= YOUR TASK =
Where the string "Reference" occurs in a line of the entries below, copy that line.

INFORMATION SUPPLIED START

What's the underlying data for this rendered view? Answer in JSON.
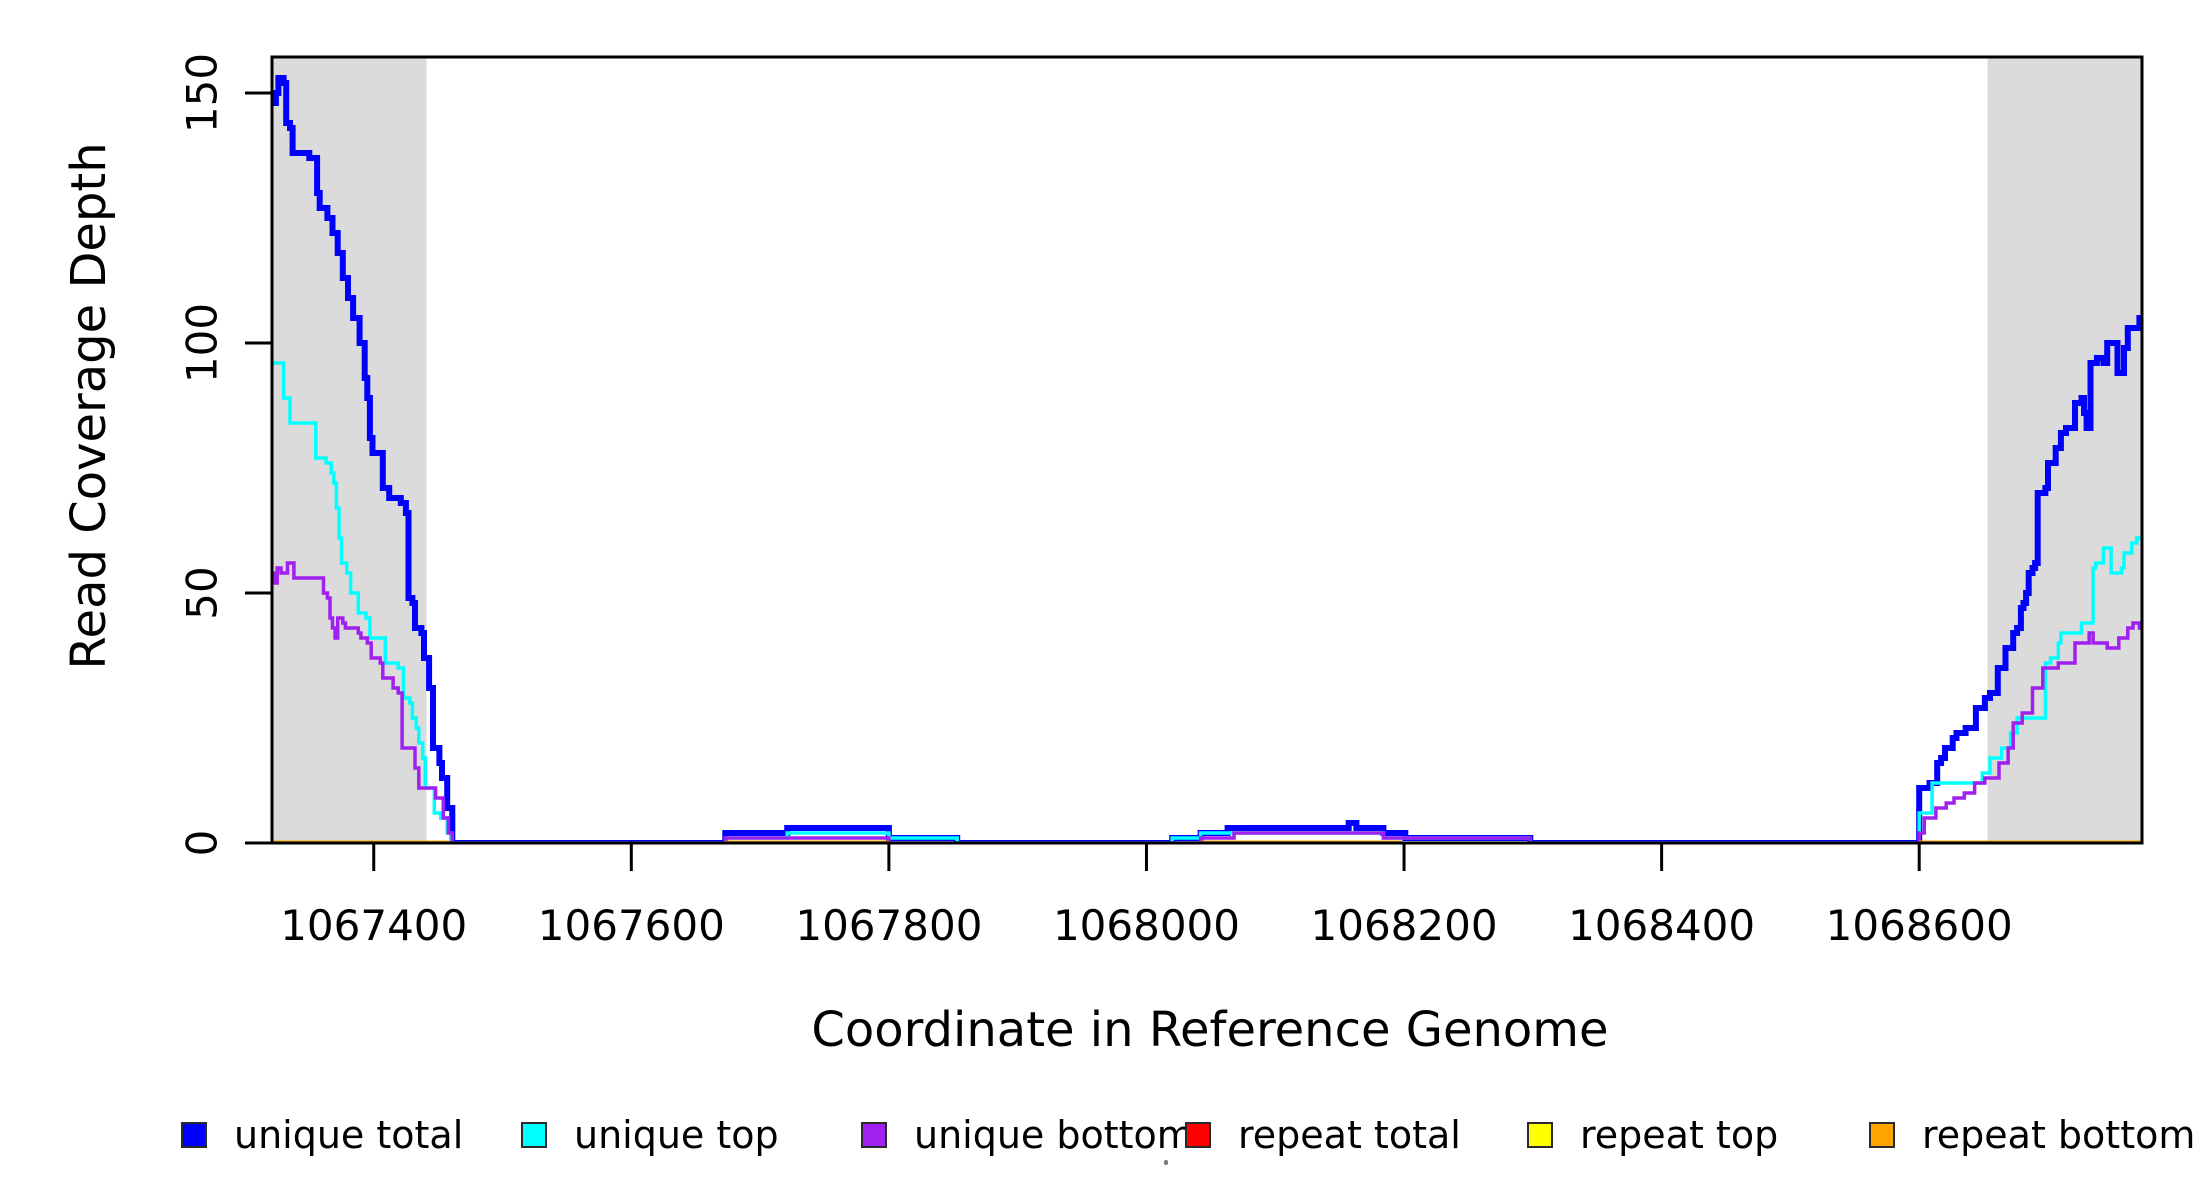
{
  "figure": {
    "title": "",
    "x_axis_label": "Coordinate in Reference Genome",
    "y_axis_label": "Read Coverage Depth"
  },
  "chart_data": {
    "type": "line",
    "subtype": "step-post-coverage",
    "title": "",
    "xlabel": "Coordinate in Reference Genome",
    "ylabel": "Read Coverage Depth",
    "xlim": [
      1067321,
      1068773
    ],
    "ylim": [
      0,
      157
    ],
    "xticks": [
      1067400,
      1067600,
      1067800,
      1068000,
      1068200,
      1068400,
      1068600
    ],
    "yticks": [
      0,
      50,
      100,
      150
    ],
    "grid": false,
    "legend_position": "bottom",
    "background_color": "#ffffff",
    "box_color": "#000000",
    "shaded_regions": [
      {
        "x0": 1067321,
        "x1": 1067441,
        "color": "#dbdbdb"
      },
      {
        "x0": 1068653,
        "x1": 1068773,
        "color": "#dbdbdb"
      }
    ],
    "series": [
      {
        "name": "unique total",
        "color": "#0000ff",
        "linewidth": 6,
        "points": [
          [
            1067321,
            148
          ],
          [
            1067324,
            150
          ],
          [
            1067326,
            153
          ],
          [
            1067330,
            152
          ],
          [
            1067332,
            144
          ],
          [
            1067335,
            143
          ],
          [
            1067337,
            138
          ],
          [
            1067350,
            137
          ],
          [
            1067356,
            130
          ],
          [
            1067358,
            127
          ],
          [
            1067364,
            125
          ],
          [
            1067368,
            122
          ],
          [
            1067372,
            118
          ],
          [
            1067376,
            113
          ],
          [
            1067380,
            109
          ],
          [
            1067384,
            105
          ],
          [
            1067389,
            100
          ],
          [
            1067393,
            93
          ],
          [
            1067395,
            89
          ],
          [
            1067397,
            81
          ],
          [
            1067399,
            78
          ],
          [
            1067407,
            71
          ],
          [
            1067412,
            69
          ],
          [
            1067421,
            68
          ],
          [
            1067425,
            66
          ],
          [
            1067427,
            49
          ],
          [
            1067430,
            48
          ],
          [
            1067432,
            43
          ],
          [
            1067437,
            42
          ],
          [
            1067439,
            37
          ],
          [
            1067443,
            31
          ],
          [
            1067446,
            19
          ],
          [
            1067451,
            16
          ],
          [
            1067453,
            13
          ],
          [
            1067457,
            7
          ],
          [
            1067461,
            0
          ],
          [
            1067673,
            2
          ],
          [
            1067721,
            3
          ],
          [
            1067800,
            1
          ],
          [
            1067853,
            0
          ],
          [
            1068020,
            1
          ],
          [
            1068042,
            2
          ],
          [
            1068063,
            3
          ],
          [
            1068157,
            4
          ],
          [
            1068163,
            3
          ],
          [
            1068184,
            2
          ],
          [
            1068201,
            1
          ],
          [
            1068298,
            0
          ],
          [
            1068600,
            11
          ],
          [
            1068608,
            12
          ],
          [
            1068614,
            16
          ],
          [
            1068617,
            17
          ],
          [
            1068620,
            19
          ],
          [
            1068626,
            21
          ],
          [
            1068629,
            22
          ],
          [
            1068636,
            23
          ],
          [
            1068644,
            27
          ],
          [
            1068651,
            29
          ],
          [
            1068655,
            30
          ],
          [
            1068661,
            35
          ],
          [
            1068667,
            39
          ],
          [
            1068673,
            42
          ],
          [
            1068676,
            43
          ],
          [
            1068679,
            47
          ],
          [
            1068681,
            48
          ],
          [
            1068683,
            50
          ],
          [
            1068685,
            54
          ],
          [
            1068688,
            55
          ],
          [
            1068690,
            56
          ],
          [
            1068692,
            70
          ],
          [
            1068698,
            71
          ],
          [
            1068700,
            76
          ],
          [
            1068706,
            79
          ],
          [
            1068710,
            82
          ],
          [
            1068714,
            83
          ],
          [
            1068721,
            88
          ],
          [
            1068726,
            89
          ],
          [
            1068728,
            86
          ],
          [
            1068730,
            83
          ],
          [
            1068733,
            96
          ],
          [
            1068738,
            97
          ],
          [
            1068743,
            96
          ],
          [
            1068746,
            100
          ],
          [
            1068754,
            94
          ],
          [
            1068759,
            99
          ],
          [
            1068762,
            103
          ],
          [
            1068769,
            103
          ],
          [
            1068771,
            105
          ],
          [
            1068773,
            105
          ]
        ]
      },
      {
        "name": "unique top",
        "color": "#00ffff",
        "linewidth": 3.5,
        "points": [
          [
            1067321,
            96
          ],
          [
            1067330,
            89
          ],
          [
            1067335,
            84
          ],
          [
            1067355,
            77
          ],
          [
            1067363,
            76
          ],
          [
            1067367,
            74
          ],
          [
            1067369,
            72
          ],
          [
            1067371,
            67
          ],
          [
            1067373,
            61
          ],
          [
            1067375,
            56
          ],
          [
            1067379,
            54
          ],
          [
            1067382,
            50
          ],
          [
            1067388,
            46
          ],
          [
            1067394,
            45
          ],
          [
            1067397,
            41
          ],
          [
            1067407,
            41
          ],
          [
            1067409,
            36
          ],
          [
            1067419,
            35
          ],
          [
            1067423,
            29
          ],
          [
            1067428,
            28
          ],
          [
            1067430,
            25
          ],
          [
            1067433,
            23
          ],
          [
            1067435,
            20
          ],
          [
            1067438,
            17
          ],
          [
            1067440,
            11
          ],
          [
            1067447,
            6
          ],
          [
            1067452,
            5
          ],
          [
            1067457,
            2
          ],
          [
            1067460,
            0
          ],
          [
            1067673,
            1
          ],
          [
            1067721,
            2
          ],
          [
            1067800,
            1
          ],
          [
            1067853,
            0
          ],
          [
            1068020,
            1
          ],
          [
            1068042,
            2
          ],
          [
            1068184,
            1
          ],
          [
            1068298,
            0
          ],
          [
            1068600,
            6
          ],
          [
            1068610,
            12
          ],
          [
            1068646,
            12
          ],
          [
            1068649,
            14
          ],
          [
            1068655,
            17
          ],
          [
            1068664,
            19
          ],
          [
            1068671,
            22
          ],
          [
            1068676,
            25
          ],
          [
            1068698,
            36
          ],
          [
            1068702,
            37
          ],
          [
            1068708,
            40
          ],
          [
            1068710,
            42
          ],
          [
            1068726,
            44
          ],
          [
            1068735,
            55
          ],
          [
            1068737,
            56
          ],
          [
            1068743,
            59
          ],
          [
            1068749,
            54
          ],
          [
            1068757,
            55
          ],
          [
            1068759,
            58
          ],
          [
            1068765,
            60
          ],
          [
            1068769,
            61
          ],
          [
            1068773,
            61
          ]
        ]
      },
      {
        "name": "unique bottom",
        "color": "#a020f0",
        "linewidth": 3.5,
        "points": [
          [
            1067321,
            54
          ],
          [
            1067323,
            52
          ],
          [
            1067325,
            55
          ],
          [
            1067328,
            54
          ],
          [
            1067333,
            56
          ],
          [
            1067338,
            53
          ],
          [
            1067357,
            53
          ],
          [
            1067361,
            50
          ],
          [
            1067364,
            49
          ],
          [
            1067366,
            45
          ],
          [
            1067368,
            43
          ],
          [
            1067370,
            41
          ],
          [
            1067372,
            45
          ],
          [
            1067376,
            44
          ],
          [
            1067378,
            43
          ],
          [
            1067385,
            43
          ],
          [
            1067388,
            42
          ],
          [
            1067390,
            41
          ],
          [
            1067395,
            40
          ],
          [
            1067398,
            37
          ],
          [
            1067405,
            36
          ],
          [
            1067407,
            33
          ],
          [
            1067413,
            33
          ],
          [
            1067415,
            31
          ],
          [
            1067419,
            30
          ],
          [
            1067422,
            19
          ],
          [
            1067432,
            15
          ],
          [
            1067435,
            11
          ],
          [
            1067446,
            11
          ],
          [
            1067448,
            9
          ],
          [
            1067454,
            5
          ],
          [
            1067458,
            2
          ],
          [
            1067461,
            0
          ],
          [
            1067673,
            1
          ],
          [
            1067800,
            0
          ],
          [
            1068042,
            1
          ],
          [
            1068068,
            2
          ],
          [
            1068184,
            1
          ],
          [
            1068298,
            0
          ],
          [
            1068600,
            2
          ],
          [
            1068604,
            5
          ],
          [
            1068613,
            7
          ],
          [
            1068621,
            8
          ],
          [
            1068627,
            9
          ],
          [
            1068635,
            10
          ],
          [
            1068643,
            12
          ],
          [
            1068651,
            13
          ],
          [
            1068662,
            16
          ],
          [
            1068669,
            19
          ],
          [
            1068673,
            24
          ],
          [
            1068680,
            26
          ],
          [
            1068688,
            31
          ],
          [
            1068696,
            35
          ],
          [
            1068708,
            36
          ],
          [
            1068721,
            40
          ],
          [
            1068732,
            42
          ],
          [
            1068735,
            40
          ],
          [
            1068746,
            39
          ],
          [
            1068755,
            41
          ],
          [
            1068762,
            43
          ],
          [
            1068766,
            44
          ],
          [
            1068771,
            43
          ],
          [
            1068773,
            44
          ]
        ]
      },
      {
        "name": "repeat total",
        "color": "#ff0000",
        "linewidth": 3,
        "depth": 0,
        "segments": [
          [
            1067321,
            1067459
          ],
          [
            1067673,
            1067800
          ],
          [
            1068042,
            1068198
          ],
          [
            1068600,
            1068773
          ]
        ]
      },
      {
        "name": "repeat top",
        "color": "#ffff00",
        "linewidth": 3,
        "depth": 0,
        "segments": [
          [
            1067321,
            1067459
          ],
          [
            1067673,
            1067800
          ],
          [
            1068042,
            1068198
          ],
          [
            1068600,
            1068773
          ]
        ]
      },
      {
        "name": "repeat bottom",
        "color": "#ffa500",
        "linewidth": 5,
        "depth": 0,
        "segments": [
          [
            1067321,
            1067459
          ],
          [
            1067673,
            1067800
          ],
          [
            1068042,
            1068198
          ],
          [
            1068600,
            1068773
          ]
        ]
      }
    ]
  },
  "legend": {
    "items": [
      {
        "label": "unique total",
        "color": "#0000ff"
      },
      {
        "label": "unique top",
        "color": "#00ffff"
      },
      {
        "label": "unique bottom",
        "color": "#a020f0"
      },
      {
        "label": "repeat total",
        "color": "#ff0000"
      },
      {
        "label": "repeat top",
        "color": "#ffff00"
      },
      {
        "label": "repeat bottom",
        "color": "#ffa500"
      }
    ]
  },
  "decorations": {
    "stray_mark": {
      "present": true
    }
  }
}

INFORMATION SUPPLIED END

= ANSWER TO THE EXERCISE =
    "x_axis_label": "Coordinate in Reference Genome",
    "xlabel": "Coordinate in Reference Genome",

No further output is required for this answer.